begin

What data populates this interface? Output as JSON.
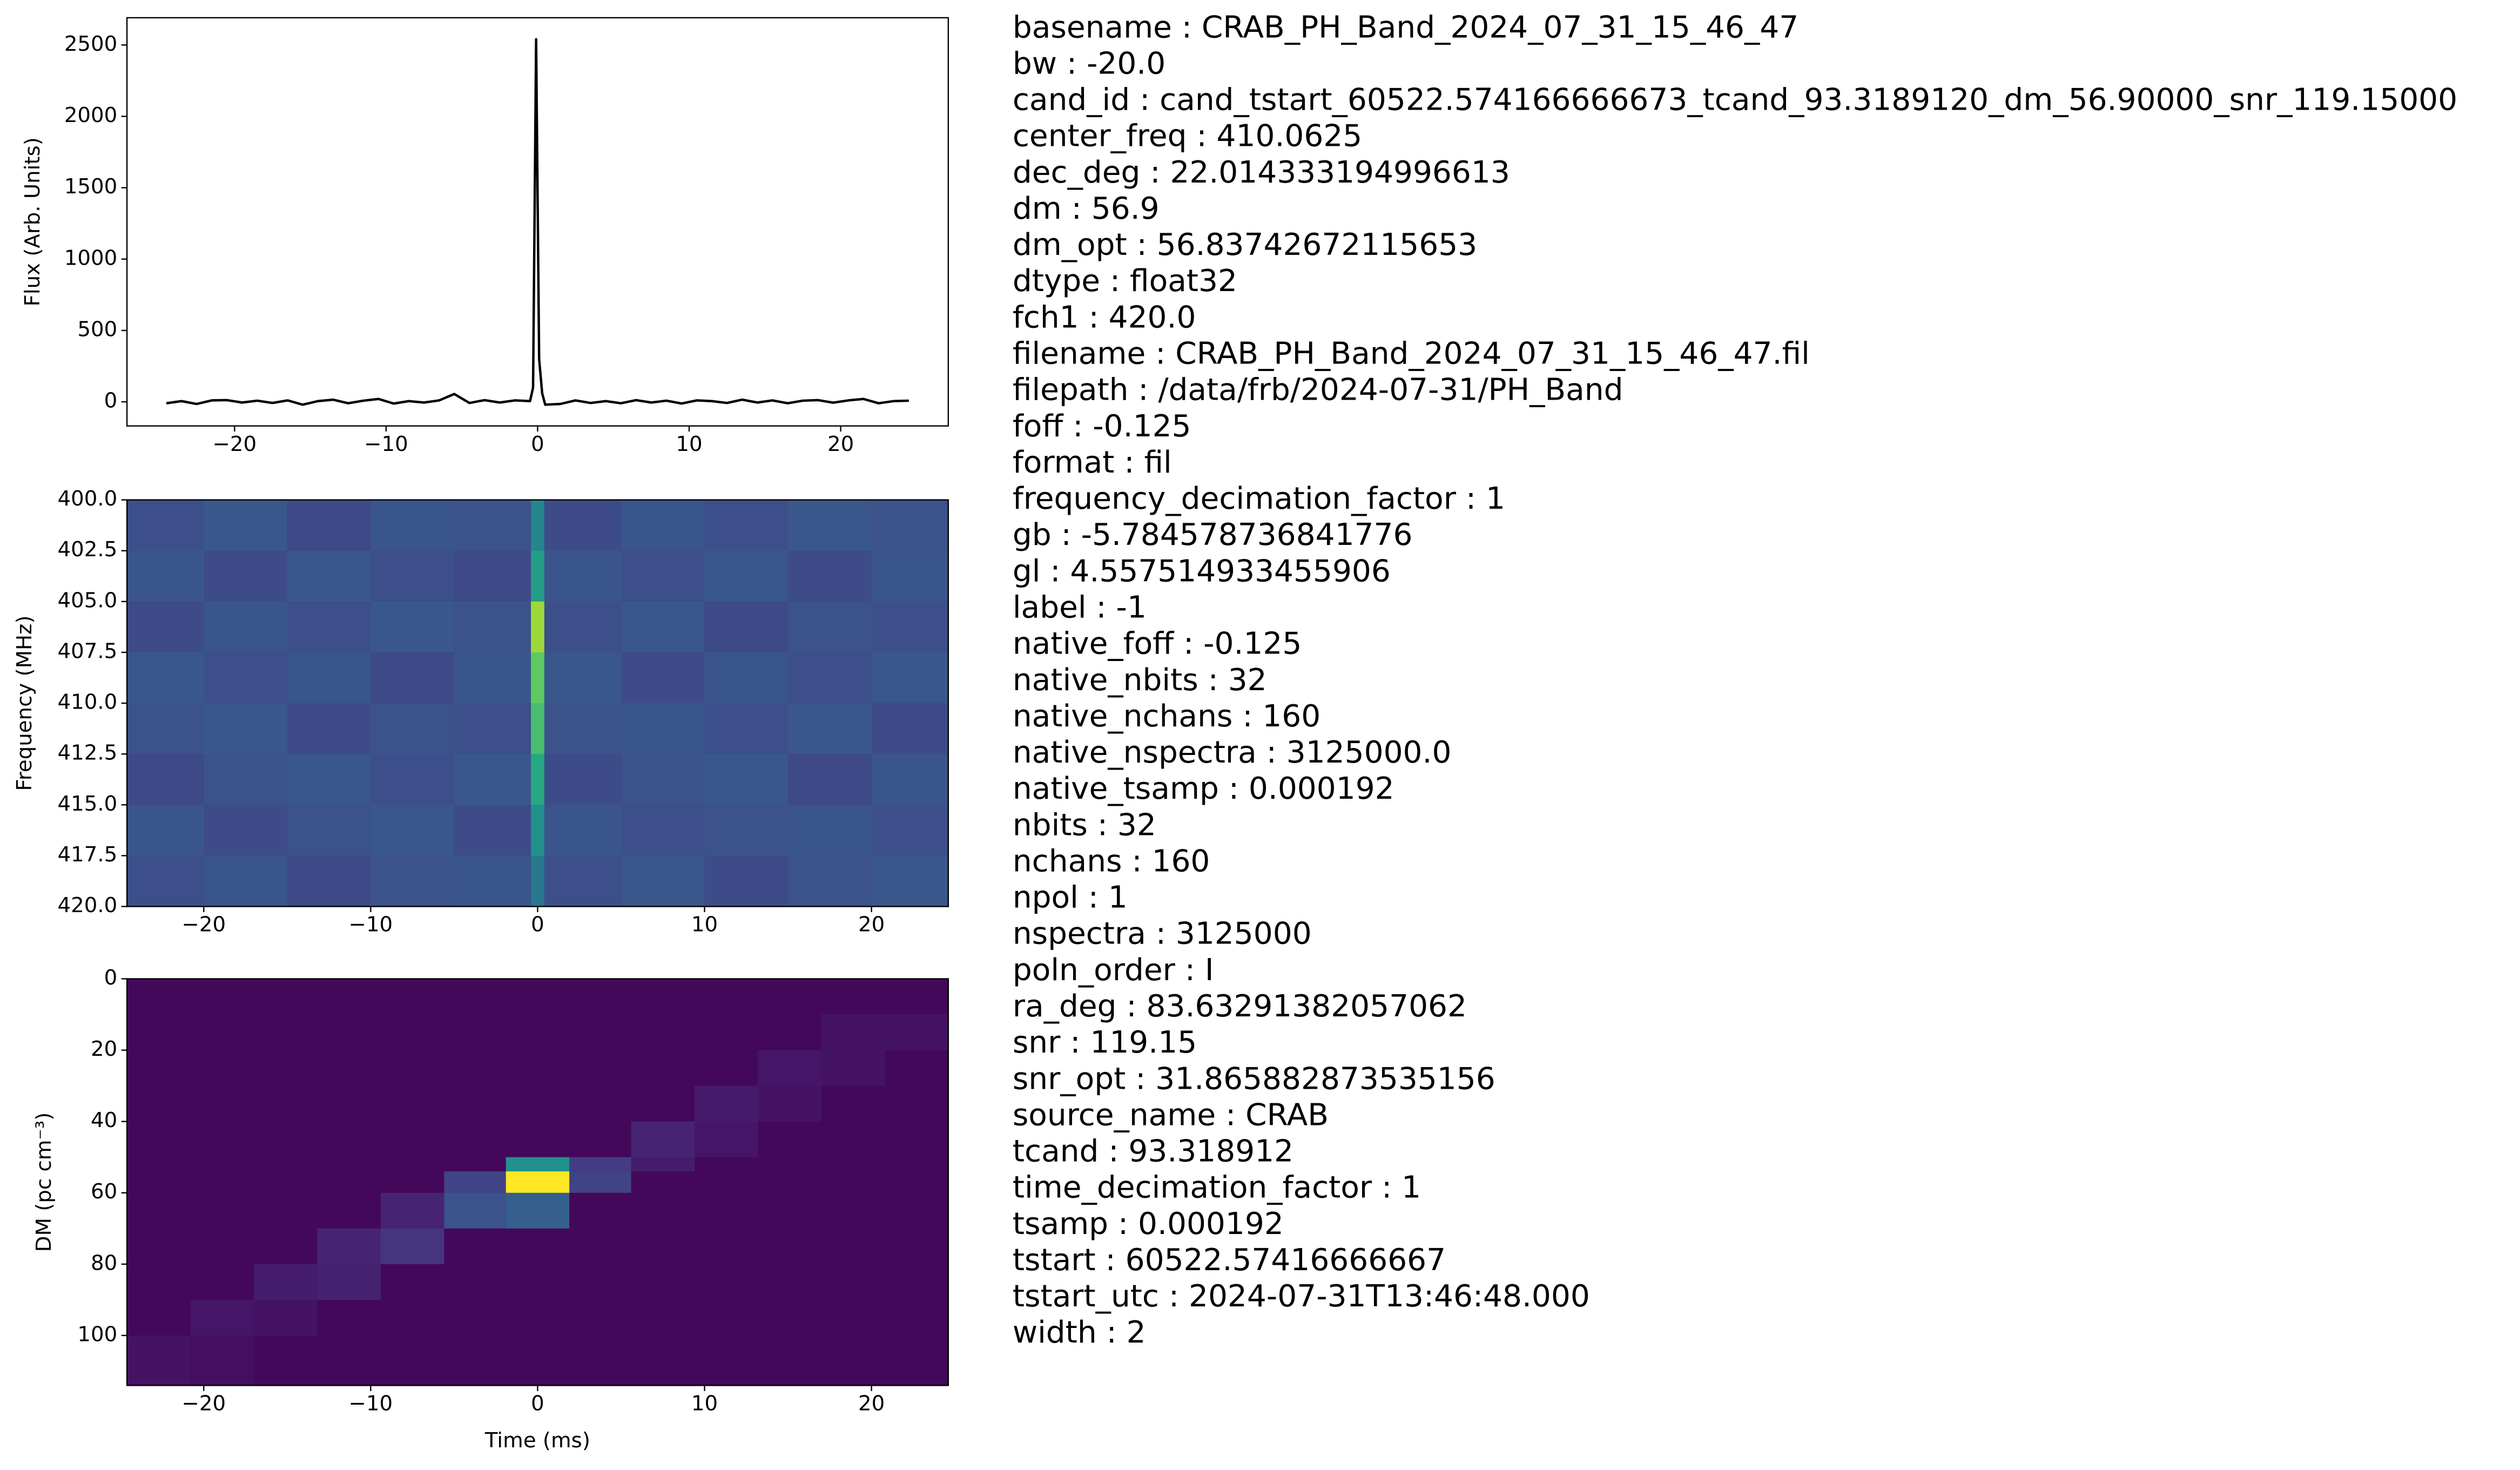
{
  "chart_data": [
    {
      "type": "line",
      "color": "#000000",
      "ylabel": "Flux (Arb. Units)",
      "x": [
        -24.5,
        -23.5,
        -22.5,
        -21.5,
        -20.5,
        -19.5,
        -18.5,
        -17.5,
        -16.5,
        -15.5,
        -14.5,
        -13.5,
        -12.5,
        -11.5,
        -10.5,
        -9.5,
        -8.5,
        -7.5,
        -6.5,
        -5.5,
        -4.5,
        -3.5,
        -2.5,
        -1.5,
        -0.5,
        -0.3,
        -0.1,
        0.1,
        0.3,
        0.5,
        1.5,
        2.5,
        3.5,
        4.5,
        5.5,
        6.5,
        7.5,
        8.5,
        9.5,
        10.5,
        11.5,
        12.5,
        13.5,
        14.5,
        15.5,
        16.5,
        17.5,
        18.5,
        19.5,
        20.5,
        21.5,
        22.5,
        23.5,
        24.5
      ],
      "values": [
        -10,
        5,
        -15,
        10,
        12,
        -5,
        8,
        -8,
        10,
        -20,
        5,
        15,
        -10,
        8,
        20,
        -12,
        5,
        -5,
        10,
        55,
        -8,
        12,
        -5,
        10,
        5,
        100,
        2540,
        300,
        60,
        -20,
        -15,
        10,
        -8,
        5,
        -10,
        12,
        -5,
        8,
        -12,
        10,
        5,
        -8,
        15,
        -5,
        10,
        -10,
        8,
        12,
        -6,
        10,
        20,
        -10,
        5,
        8
      ],
      "xlim": [
        -27.1,
        27.1
      ],
      "ylim": [
        -169,
        2691
      ],
      "xticks": [
        {
          "value": -20,
          "label": "−20"
        },
        {
          "value": -10,
          "label": "−10"
        },
        0,
        10,
        20
      ],
      "yticks": [
        0,
        500,
        1000,
        1500,
        2000,
        2500
      ]
    },
    {
      "type": "heatmap",
      "colormap": "viridis",
      "zlim": [
        0,
        1
      ],
      "ylabel": "Frequency (MHz)",
      "xbins": [
        -24.6,
        -20,
        -15,
        -10,
        -5,
        -0.4,
        0.4,
        5,
        10,
        15,
        20,
        24.6
      ],
      "ybins": [
        400,
        402.5,
        405,
        407.5,
        410,
        412.5,
        415,
        417.5,
        420
      ],
      "z": [
        [
          0.24,
          0.27,
          0.22,
          0.26,
          0.25,
          0.45,
          0.23,
          0.26,
          0.24,
          0.27,
          0.25
        ],
        [
          0.26,
          0.23,
          0.27,
          0.24,
          0.22,
          0.55,
          0.26,
          0.24,
          0.27,
          0.23,
          0.26
        ],
        [
          0.23,
          0.26,
          0.24,
          0.27,
          0.25,
          0.85,
          0.24,
          0.27,
          0.22,
          0.25,
          0.24
        ],
        [
          0.27,
          0.24,
          0.26,
          0.22,
          0.26,
          0.75,
          0.27,
          0.23,
          0.26,
          0.24,
          0.27
        ],
        [
          0.25,
          0.27,
          0.23,
          0.25,
          0.24,
          0.7,
          0.25,
          0.26,
          0.24,
          0.27,
          0.23
        ],
        [
          0.22,
          0.25,
          0.27,
          0.24,
          0.27,
          0.6,
          0.23,
          0.25,
          0.27,
          0.22,
          0.26
        ],
        [
          0.26,
          0.23,
          0.25,
          0.27,
          0.23,
          0.5,
          0.26,
          0.24,
          0.25,
          0.26,
          0.24
        ],
        [
          0.24,
          0.26,
          0.22,
          0.25,
          0.26,
          0.4,
          0.24,
          0.27,
          0.23,
          0.25,
          0.27
        ]
      ],
      "xlim": [
        -24.6,
        24.6
      ],
      "ylim": [
        420,
        400
      ],
      "xticks": [
        {
          "value": -20,
          "label": "−20"
        },
        {
          "value": -10,
          "label": "−10"
        },
        0,
        10,
        20
      ],
      "yticks": [
        {
          "value": 400,
          "label": "400.0"
        },
        402.5,
        {
          "value": 405,
          "label": "405.0"
        },
        407.5,
        {
          "value": 410,
          "label": "410.0"
        },
        412.5,
        {
          "value": 415,
          "label": "415.0"
        },
        417.5,
        {
          "value": 420,
          "label": "420.0"
        }
      ]
    },
    {
      "type": "heatmap",
      "colormap": "viridis",
      "zlim": [
        0,
        1
      ],
      "ylabel": "DM (pc cm⁻³)",
      "xlabel": "Time (ms)",
      "xbins": [
        -24.6,
        -20.8,
        -17.0,
        -13.2,
        -9.4,
        -5.6,
        -1.9,
        1.9,
        5.6,
        9.4,
        13.2,
        17.0,
        20.8,
        24.6
      ],
      "ybins": [
        0,
        10,
        20,
        30,
        40,
        50,
        54,
        60,
        70,
        80,
        90,
        100,
        114
      ],
      "z": [
        [
          0.02,
          0.02,
          0.02,
          0.02,
          0.02,
          0.02,
          0.02,
          0.02,
          0.02,
          0.02,
          0.02,
          0.02,
          0.02
        ],
        [
          0.02,
          0.02,
          0.02,
          0.02,
          0.02,
          0.02,
          0.02,
          0.02,
          0.02,
          0.02,
          0.02,
          0.05,
          0.05
        ],
        [
          0.02,
          0.02,
          0.02,
          0.02,
          0.02,
          0.02,
          0.02,
          0.02,
          0.02,
          0.02,
          0.06,
          0.05,
          0.02
        ],
        [
          0.02,
          0.02,
          0.02,
          0.02,
          0.02,
          0.02,
          0.02,
          0.02,
          0.02,
          0.07,
          0.05,
          0.02,
          0.02
        ],
        [
          0.02,
          0.02,
          0.02,
          0.02,
          0.02,
          0.02,
          0.02,
          0.02,
          0.1,
          0.06,
          0.02,
          0.02,
          0.02
        ],
        [
          0.02,
          0.02,
          0.02,
          0.02,
          0.02,
          0.02,
          0.5,
          0.18,
          0.08,
          0.02,
          0.02,
          0.02,
          0.02
        ],
        [
          0.02,
          0.02,
          0.02,
          0.02,
          0.02,
          0.2,
          1.0,
          0.2,
          0.02,
          0.02,
          0.02,
          0.02,
          0.02
        ],
        [
          0.02,
          0.02,
          0.02,
          0.02,
          0.1,
          0.25,
          0.3,
          0.02,
          0.02,
          0.02,
          0.02,
          0.02,
          0.02
        ],
        [
          0.02,
          0.02,
          0.02,
          0.1,
          0.15,
          0.02,
          0.02,
          0.02,
          0.02,
          0.02,
          0.02,
          0.02,
          0.02
        ],
        [
          0.02,
          0.02,
          0.08,
          0.09,
          0.02,
          0.02,
          0.02,
          0.02,
          0.02,
          0.02,
          0.02,
          0.02,
          0.02
        ],
        [
          0.02,
          0.06,
          0.05,
          0.02,
          0.02,
          0.02,
          0.02,
          0.02,
          0.02,
          0.02,
          0.02,
          0.02,
          0.02
        ],
        [
          0.05,
          0.04,
          0.02,
          0.02,
          0.02,
          0.02,
          0.02,
          0.02,
          0.02,
          0.02,
          0.02,
          0.02,
          0.02
        ]
      ],
      "xlim": [
        -24.6,
        24.6
      ],
      "ylim": [
        114,
        0
      ],
      "xticks": [
        {
          "value": -20,
          "label": "−20"
        },
        {
          "value": -10,
          "label": "−10"
        },
        0,
        10,
        20
      ],
      "yticks": [
        0,
        20,
        40,
        60,
        80,
        100
      ]
    }
  ],
  "info_lines": [
    "basename : CRAB_PH_Band_2024_07_31_15_46_47",
    "bw : -20.0",
    "cand_id : cand_tstart_60522.574166666673_tcand_93.3189120_dm_56.90000_snr_119.15000",
    "center_freq : 410.0625",
    "dec_deg : 22.014333194996613",
    "dm : 56.9",
    "dm_opt : 56.83742672115653",
    "dtype : float32",
    "fch1 : 420.0",
    "filename : CRAB_PH_Band_2024_07_31_15_46_47.fil",
    "filepath : /data/frb/2024-07-31/PH_Band",
    "foff : -0.125",
    "format : fil",
    "frequency_decimation_factor : 1",
    "gb : -5.784578736841776",
    "gl : 4.557514933455906",
    "label : -1",
    "native_foff : -0.125",
    "native_nbits : 32",
    "native_nchans : 160",
    "native_nspectra : 3125000.0",
    "native_tsamp : 0.000192",
    "nbits : 32",
    "nchans : 160",
    "npol : 1",
    "nspectra : 3125000",
    "poln_order : I",
    "ra_deg : 83.63291382057062",
    "snr : 119.15",
    "snr_opt : 31.865882873535156",
    "source_name : CRAB",
    "tcand : 93.318912",
    "time_decimation_factor : 1",
    "tsamp : 0.000192",
    "tstart : 60522.57416666667",
    "tstart_utc : 2024-07-31T13:46:48.000",
    "width : 2"
  ]
}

end

### WRITTEN EXERCISE
Extract every line above that contains the word "ylabel".

### TASK ANSWER
      "ylabel": "Flux (Arb. Units)",
      "ylabel": "Frequency (MHz)",
      "ylabel": "DM (pc cm⁻³)",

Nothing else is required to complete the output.